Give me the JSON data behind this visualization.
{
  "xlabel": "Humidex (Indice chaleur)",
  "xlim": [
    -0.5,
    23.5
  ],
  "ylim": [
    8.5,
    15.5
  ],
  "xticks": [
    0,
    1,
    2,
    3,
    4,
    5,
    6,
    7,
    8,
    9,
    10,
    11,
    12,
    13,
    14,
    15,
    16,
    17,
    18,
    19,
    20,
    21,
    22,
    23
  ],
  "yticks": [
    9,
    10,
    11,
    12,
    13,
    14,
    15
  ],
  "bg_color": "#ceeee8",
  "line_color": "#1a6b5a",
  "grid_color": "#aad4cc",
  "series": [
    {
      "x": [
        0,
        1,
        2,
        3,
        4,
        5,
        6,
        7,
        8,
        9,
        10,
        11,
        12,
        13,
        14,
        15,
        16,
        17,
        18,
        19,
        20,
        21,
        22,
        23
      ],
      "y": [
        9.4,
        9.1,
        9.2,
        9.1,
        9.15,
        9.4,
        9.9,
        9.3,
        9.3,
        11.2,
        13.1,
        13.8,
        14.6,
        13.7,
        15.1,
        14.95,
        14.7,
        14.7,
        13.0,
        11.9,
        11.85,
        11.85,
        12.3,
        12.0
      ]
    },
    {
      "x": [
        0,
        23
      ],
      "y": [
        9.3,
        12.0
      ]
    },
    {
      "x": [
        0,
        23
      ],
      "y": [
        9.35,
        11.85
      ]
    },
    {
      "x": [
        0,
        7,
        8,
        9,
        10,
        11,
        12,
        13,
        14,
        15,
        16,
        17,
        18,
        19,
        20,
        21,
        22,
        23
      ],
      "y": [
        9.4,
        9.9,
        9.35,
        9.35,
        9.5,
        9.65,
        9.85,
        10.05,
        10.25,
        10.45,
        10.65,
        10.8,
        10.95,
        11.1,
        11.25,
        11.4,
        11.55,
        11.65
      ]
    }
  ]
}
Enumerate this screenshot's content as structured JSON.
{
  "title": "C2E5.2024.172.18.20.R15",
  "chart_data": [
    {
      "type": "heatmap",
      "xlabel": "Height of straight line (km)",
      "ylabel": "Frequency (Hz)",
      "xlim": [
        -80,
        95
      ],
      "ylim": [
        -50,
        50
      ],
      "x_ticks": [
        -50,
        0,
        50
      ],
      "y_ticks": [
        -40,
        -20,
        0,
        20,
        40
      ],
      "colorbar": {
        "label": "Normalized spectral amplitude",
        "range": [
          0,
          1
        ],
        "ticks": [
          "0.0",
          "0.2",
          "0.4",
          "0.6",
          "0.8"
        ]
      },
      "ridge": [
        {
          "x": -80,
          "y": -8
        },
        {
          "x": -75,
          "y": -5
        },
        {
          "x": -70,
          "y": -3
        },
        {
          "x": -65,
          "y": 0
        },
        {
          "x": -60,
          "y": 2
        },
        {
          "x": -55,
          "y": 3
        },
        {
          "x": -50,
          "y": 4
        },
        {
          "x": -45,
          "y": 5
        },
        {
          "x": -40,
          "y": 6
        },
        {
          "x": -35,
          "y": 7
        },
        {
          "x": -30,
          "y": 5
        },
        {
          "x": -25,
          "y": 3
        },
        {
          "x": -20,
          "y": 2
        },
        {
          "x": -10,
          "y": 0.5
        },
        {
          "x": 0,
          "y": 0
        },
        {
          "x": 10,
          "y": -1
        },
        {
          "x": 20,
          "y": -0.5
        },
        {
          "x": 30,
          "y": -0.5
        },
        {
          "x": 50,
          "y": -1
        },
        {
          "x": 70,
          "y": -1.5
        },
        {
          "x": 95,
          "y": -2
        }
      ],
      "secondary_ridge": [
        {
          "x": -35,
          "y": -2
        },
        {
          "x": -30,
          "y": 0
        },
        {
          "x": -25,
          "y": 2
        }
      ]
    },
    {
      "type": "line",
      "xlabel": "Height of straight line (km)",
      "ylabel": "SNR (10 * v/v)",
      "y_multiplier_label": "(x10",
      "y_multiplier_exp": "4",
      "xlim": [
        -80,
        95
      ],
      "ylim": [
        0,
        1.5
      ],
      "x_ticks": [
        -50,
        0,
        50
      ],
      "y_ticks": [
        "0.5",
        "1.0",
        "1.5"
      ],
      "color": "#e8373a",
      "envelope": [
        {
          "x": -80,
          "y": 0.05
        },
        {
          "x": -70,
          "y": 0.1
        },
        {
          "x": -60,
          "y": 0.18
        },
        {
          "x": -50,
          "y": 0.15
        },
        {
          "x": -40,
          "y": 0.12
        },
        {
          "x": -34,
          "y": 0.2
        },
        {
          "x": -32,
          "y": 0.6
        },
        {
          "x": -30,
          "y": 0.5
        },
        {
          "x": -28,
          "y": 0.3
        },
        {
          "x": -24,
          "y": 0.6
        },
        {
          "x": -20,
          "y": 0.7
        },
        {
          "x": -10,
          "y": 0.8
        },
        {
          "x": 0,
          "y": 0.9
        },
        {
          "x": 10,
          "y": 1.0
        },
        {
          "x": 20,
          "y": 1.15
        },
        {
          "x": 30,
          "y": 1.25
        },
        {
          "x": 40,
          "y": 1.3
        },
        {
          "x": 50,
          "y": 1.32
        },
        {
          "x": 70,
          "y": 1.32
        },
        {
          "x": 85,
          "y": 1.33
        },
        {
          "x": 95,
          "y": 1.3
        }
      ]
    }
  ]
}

+===+

__WRITTEN TASK__:
Copy the material above back out, exactly as written.

__SOLUTION TO THIS PROBLEM__:
Give me the JSON data behind this visualization.
{
  "xlabel": "Humidex (Indice chaleur)",
  "xlim": [
    -0.5,
    23.5
  ],
  "ylim": [
    8.5,
    15.5
  ],
  "xticks": [
    0,
    1,
    2,
    3,
    4,
    5,
    6,
    7,
    8,
    9,
    10,
    11,
    12,
    13,
    14,
    15,
    16,
    17,
    18,
    19,
    20,
    21,
    22,
    23
  ],
  "yticks": [
    9,
    10,
    11,
    12,
    13,
    14,
    15
  ],
  "bg_color": "#ceeee8",
  "line_color": "#1a6b5a",
  "grid_color": "#aad4cc",
  "series": [
    {
      "x": [
        0,
        1,
        2,
        3,
        4,
        5,
        6,
        7,
        8,
        9,
        10,
        11,
        12,
        13,
        14,
        15,
        16,
        17,
        18,
        19,
        20,
        21,
        22,
        23
      ],
      "y": [
        9.4,
        9.1,
        9.2,
        9.1,
        9.15,
        9.4,
        9.9,
        9.3,
        9.3,
        11.2,
        13.1,
        13.8,
        14.6,
        13.7,
        15.1,
        14.95,
        14.7,
        14.7,
        13.0,
        11.9,
        11.85,
        11.85,
        12.3,
        12.0
      ]
    },
    {
      "x": [
        0,
        23
      ],
      "y": [
        9.3,
        12.0
      ]
    },
    {
      "x": [
        0,
        23
      ],
      "y": [
        9.35,
        11.85
      ]
    },
    {
      "x": [
        0,
        7,
        8,
        9,
        10,
        11,
        12,
        13,
        14,
        15,
        16,
        17,
        18,
        19,
        20,
        21,
        22,
        23
      ],
      "y": [
        9.4,
        9.9,
        9.35,
        9.35,
        9.5,
        9.65,
        9.85,
        10.05,
        10.25,
        10.45,
        10.65,
        10.8,
        10.95,
        11.1,
        11.25,
        11.4,
        11.55,
        11.65
      ]
    }
  ]
}
Enumerate this screenshot's content as structured JSON.
{
  "title": "C2E5.2024.172.18.20.R15",
  "chart_data": [
    {
      "type": "heatmap",
      "xlabel": "Height of straight line (km)",
      "ylabel": "Frequency (Hz)",
      "xlim": [
        -80,
        95
      ],
      "ylim": [
        -50,
        50
      ],
      "x_ticks": [
        -50,
        0,
        50
      ],
      "y_ticks": [
        -40,
        -20,
        0,
        20,
        40
      ],
      "colorbar": {
        "label": "Normalized spectral amplitude",
        "range": [
          0,
          1
        ],
        "ticks": [
          "0.0",
          "0.2",
          "0.4",
          "0.6",
          "0.8"
        ]
      },
      "ridge": [
        {
          "x": -80,
          "y": -8
        },
        {
          "x": -75,
          "y": -5
        },
        {
          "x": -70,
          "y": -3
        },
        {
          "x": -65,
          "y": 0
        },
        {
          "x": -60,
          "y": 2
        },
        {
          "x": -55,
          "y": 3
        },
        {
          "x": -50,
          "y": 4
        },
        {
          "x": -45,
          "y": 5
        },
        {
          "x": -40,
          "y": 6
        },
        {
          "x": -35,
          "y": 7
        },
        {
          "x": -30,
          "y": 5
        },
        {
          "x": -25,
          "y": 3
        },
        {
          "x": -20,
          "y": 2
        },
        {
          "x": -10,
          "y": 0.5
        },
        {
          "x": 0,
          "y": 0
        },
        {
          "x": 10,
          "y": -1
        },
        {
          "x": 20,
          "y": -0.5
        },
        {
          "x": 30,
          "y": -0.5
        },
        {
          "x": 50,
          "y": -1
        },
        {
          "x": 70,
          "y": -1.5
        },
        {
          "x": 95,
          "y": -2
        }
      ],
      "secondary_ridge": [
        {
          "x": -35,
          "y": -2
        },
        {
          "x": -30,
          "y": 0
        },
        {
          "x": -25,
          "y": 2
        }
      ]
    },
    {
      "type": "line",
      "xlabel": "Height of straight line (km)",
      "ylabel": "SNR (10 * v/v)",
      "y_multiplier_label": "(x10",
      "y_multiplier_exp": "4",
      "xlim": [
        -80,
        95
      ],
      "ylim": [
        0,
        1.5
      ],
      "x_ticks": [
        -50,
        0,
        50
      ],
      "y_ticks": [
        "0.5",
        "1.0",
        "1.5"
      ],
      "color": "#e8373a",
      "envelope": [
        {
          "x": -80,
          "y": 0.05
        },
        {
          "x": -70,
          "y": 0.1
        },
        {
          "x": -60,
          "y": 0.18
        },
        {
          "x": -50,
          "y": 0.15
        },
        {
          "x": -40,
          "y": 0.12
        },
        {
          "x": -34,
          "y": 0.2
        },
        {
          "x": -32,
          "y": 0.6
        },
        {
          "x": -30,
          "y": 0.5
        },
        {
          "x": -28,
          "y": 0.3
        },
        {
          "x": -24,
          "y": 0.6
        },
        {
          "x": -20,
          "y": 0.7
        },
        {
          "x": -10,
          "y": 0.8
        },
        {
          "x": 0,
          "y": 0.9
        },
        {
          "x": 10,
          "y": 1.0
        },
        {
          "x": 20,
          "y": 1.15
        },
        {
          "x": 30,
          "y": 1.25
        },
        {
          "x": 40,
          "y": 1.3
        },
        {
          "x": 50,
          "y": 1.32
        },
        {
          "x": 70,
          "y": 1.32
        },
        {
          "x": 85,
          "y": 1.33
        },
        {
          "x": 95,
          "y": 1.3
        }
      ]
    }
  ]
}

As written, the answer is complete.